━━━━━ Data provided

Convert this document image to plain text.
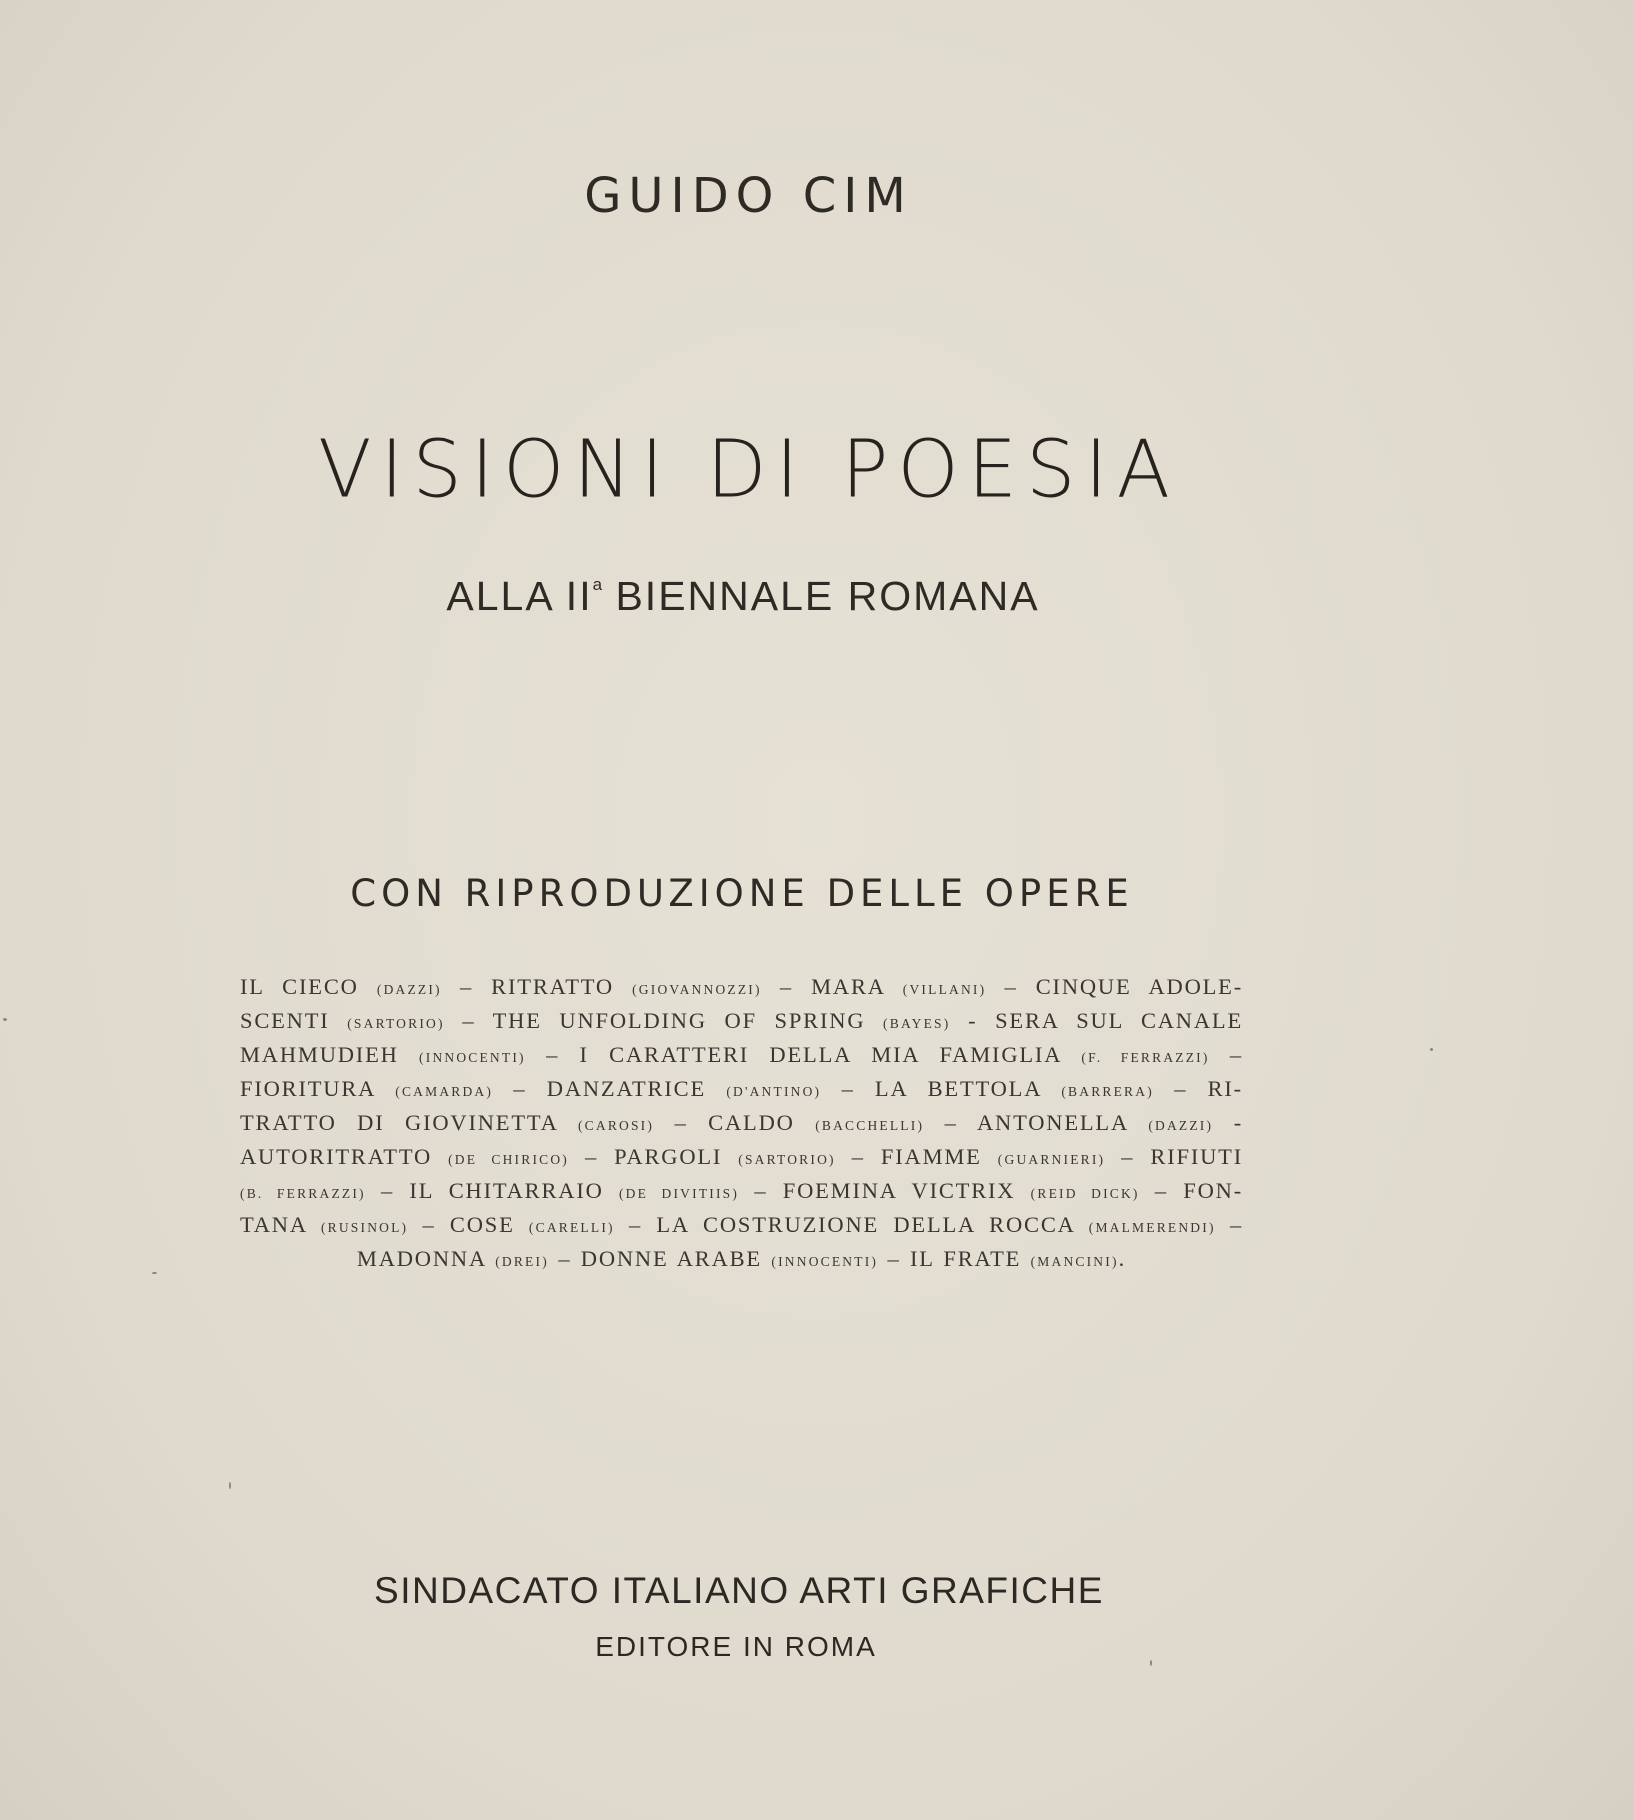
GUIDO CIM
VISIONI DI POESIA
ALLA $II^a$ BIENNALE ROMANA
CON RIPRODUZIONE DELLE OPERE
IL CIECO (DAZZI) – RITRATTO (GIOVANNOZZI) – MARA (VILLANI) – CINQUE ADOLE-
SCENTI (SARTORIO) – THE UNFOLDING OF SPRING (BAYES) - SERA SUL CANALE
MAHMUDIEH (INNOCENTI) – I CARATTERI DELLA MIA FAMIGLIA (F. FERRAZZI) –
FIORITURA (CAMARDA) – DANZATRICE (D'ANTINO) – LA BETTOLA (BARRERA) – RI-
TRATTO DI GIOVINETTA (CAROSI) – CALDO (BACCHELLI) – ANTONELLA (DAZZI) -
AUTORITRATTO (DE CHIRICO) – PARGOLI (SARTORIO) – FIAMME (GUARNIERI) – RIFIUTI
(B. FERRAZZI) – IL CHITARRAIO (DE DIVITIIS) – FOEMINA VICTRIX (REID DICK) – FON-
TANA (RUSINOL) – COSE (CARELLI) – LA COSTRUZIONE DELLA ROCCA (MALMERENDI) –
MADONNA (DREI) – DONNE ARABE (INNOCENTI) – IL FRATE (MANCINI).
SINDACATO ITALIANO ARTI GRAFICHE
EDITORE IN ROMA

━━━━━━━━━━
━━━━━ Data provided

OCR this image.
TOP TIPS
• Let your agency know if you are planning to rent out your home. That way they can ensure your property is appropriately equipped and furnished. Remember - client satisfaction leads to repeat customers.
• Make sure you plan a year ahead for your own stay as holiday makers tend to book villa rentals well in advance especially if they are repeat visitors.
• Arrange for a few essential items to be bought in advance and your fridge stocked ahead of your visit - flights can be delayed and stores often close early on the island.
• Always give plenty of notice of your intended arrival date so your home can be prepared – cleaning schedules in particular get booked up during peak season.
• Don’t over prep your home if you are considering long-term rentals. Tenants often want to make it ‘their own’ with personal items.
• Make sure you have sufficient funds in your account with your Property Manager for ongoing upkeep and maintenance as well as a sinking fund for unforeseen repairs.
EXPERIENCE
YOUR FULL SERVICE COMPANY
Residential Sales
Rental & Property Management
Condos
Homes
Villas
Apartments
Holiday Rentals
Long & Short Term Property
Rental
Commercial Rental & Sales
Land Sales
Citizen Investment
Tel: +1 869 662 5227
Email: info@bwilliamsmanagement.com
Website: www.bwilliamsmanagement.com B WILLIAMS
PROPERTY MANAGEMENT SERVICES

━━━━━━━━━━
━━━━━ Data provided

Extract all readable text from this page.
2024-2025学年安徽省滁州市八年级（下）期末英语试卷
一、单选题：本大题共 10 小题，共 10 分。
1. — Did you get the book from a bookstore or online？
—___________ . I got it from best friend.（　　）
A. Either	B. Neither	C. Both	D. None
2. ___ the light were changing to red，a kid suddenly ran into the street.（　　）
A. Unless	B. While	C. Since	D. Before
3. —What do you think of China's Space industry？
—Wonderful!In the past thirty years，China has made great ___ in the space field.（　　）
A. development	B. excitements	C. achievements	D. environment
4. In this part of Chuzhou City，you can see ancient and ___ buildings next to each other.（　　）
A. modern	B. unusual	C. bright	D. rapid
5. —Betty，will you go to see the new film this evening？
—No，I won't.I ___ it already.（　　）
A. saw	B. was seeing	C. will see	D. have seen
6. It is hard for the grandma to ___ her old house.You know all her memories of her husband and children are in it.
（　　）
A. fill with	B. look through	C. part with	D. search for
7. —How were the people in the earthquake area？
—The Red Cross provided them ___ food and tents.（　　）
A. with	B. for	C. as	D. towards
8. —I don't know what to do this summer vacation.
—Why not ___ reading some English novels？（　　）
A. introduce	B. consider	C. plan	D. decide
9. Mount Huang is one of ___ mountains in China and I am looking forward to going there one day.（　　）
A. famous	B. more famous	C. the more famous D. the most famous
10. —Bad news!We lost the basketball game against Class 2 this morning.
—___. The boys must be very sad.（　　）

━━━━━━━━━━

- Requirement -
Copy each line above that contains the string "from".

- Solved problem -
Extract all readable text from this page.
1. — Did you get the book from a bookstore or online？
—___________ . I got it from best friend.（　　）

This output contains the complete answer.